Directive:
From the listing below, pull out all lines with "this" in them.

Provided data:
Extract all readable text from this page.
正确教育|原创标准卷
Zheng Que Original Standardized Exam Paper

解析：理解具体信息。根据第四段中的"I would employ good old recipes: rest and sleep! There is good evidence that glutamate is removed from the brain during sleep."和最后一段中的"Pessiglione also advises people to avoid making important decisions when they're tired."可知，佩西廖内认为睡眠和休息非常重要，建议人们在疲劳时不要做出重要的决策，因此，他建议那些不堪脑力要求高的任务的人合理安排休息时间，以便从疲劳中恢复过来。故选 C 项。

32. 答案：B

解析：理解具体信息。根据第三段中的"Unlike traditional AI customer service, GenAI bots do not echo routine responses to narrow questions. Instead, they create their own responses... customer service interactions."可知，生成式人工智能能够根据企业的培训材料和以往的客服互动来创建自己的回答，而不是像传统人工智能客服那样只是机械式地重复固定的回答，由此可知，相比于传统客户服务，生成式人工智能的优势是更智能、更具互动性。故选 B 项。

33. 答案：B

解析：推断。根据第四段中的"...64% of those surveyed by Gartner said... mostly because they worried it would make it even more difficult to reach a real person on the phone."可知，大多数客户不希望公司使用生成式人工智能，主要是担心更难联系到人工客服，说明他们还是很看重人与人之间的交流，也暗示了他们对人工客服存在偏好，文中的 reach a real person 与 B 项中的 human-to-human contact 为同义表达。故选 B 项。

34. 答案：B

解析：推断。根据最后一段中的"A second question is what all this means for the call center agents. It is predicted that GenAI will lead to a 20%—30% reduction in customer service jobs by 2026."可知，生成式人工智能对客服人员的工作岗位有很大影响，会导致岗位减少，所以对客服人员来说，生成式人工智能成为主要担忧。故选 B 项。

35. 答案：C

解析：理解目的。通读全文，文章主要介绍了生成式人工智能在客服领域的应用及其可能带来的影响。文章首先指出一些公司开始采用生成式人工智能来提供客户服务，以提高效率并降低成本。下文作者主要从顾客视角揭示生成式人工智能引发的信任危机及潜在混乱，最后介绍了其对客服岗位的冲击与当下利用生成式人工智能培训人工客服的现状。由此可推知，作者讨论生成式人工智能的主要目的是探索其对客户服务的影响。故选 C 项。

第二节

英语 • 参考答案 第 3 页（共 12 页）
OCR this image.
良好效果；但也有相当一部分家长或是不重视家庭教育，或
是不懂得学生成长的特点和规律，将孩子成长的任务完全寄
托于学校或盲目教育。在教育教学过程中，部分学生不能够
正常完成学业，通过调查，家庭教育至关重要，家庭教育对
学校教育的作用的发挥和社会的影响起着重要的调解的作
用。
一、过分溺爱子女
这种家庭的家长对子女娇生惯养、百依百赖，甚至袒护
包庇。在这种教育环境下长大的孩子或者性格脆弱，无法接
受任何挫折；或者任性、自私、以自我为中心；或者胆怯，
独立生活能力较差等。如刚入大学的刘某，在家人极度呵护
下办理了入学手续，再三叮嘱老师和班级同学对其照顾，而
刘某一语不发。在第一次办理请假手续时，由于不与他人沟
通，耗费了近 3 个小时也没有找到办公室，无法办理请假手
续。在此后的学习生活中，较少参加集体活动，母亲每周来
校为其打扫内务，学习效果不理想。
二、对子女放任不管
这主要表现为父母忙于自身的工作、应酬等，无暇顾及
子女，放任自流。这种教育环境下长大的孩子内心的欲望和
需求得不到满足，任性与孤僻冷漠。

Written reply:
Extract all readable text from this page.
解析：推断。根据最后一段中的"A second question is what all this means for the call center agents. It is predicted that GenAI will lead to a 20%—30% reduction in customer service jobs by 2026."可知，生成式人工智能对客服人员的工作岗位有很大影响，会导致岗位减少，所以对客服人员来说，生成式人工智能成为主要担忧。故选 B 项。
OCR this image.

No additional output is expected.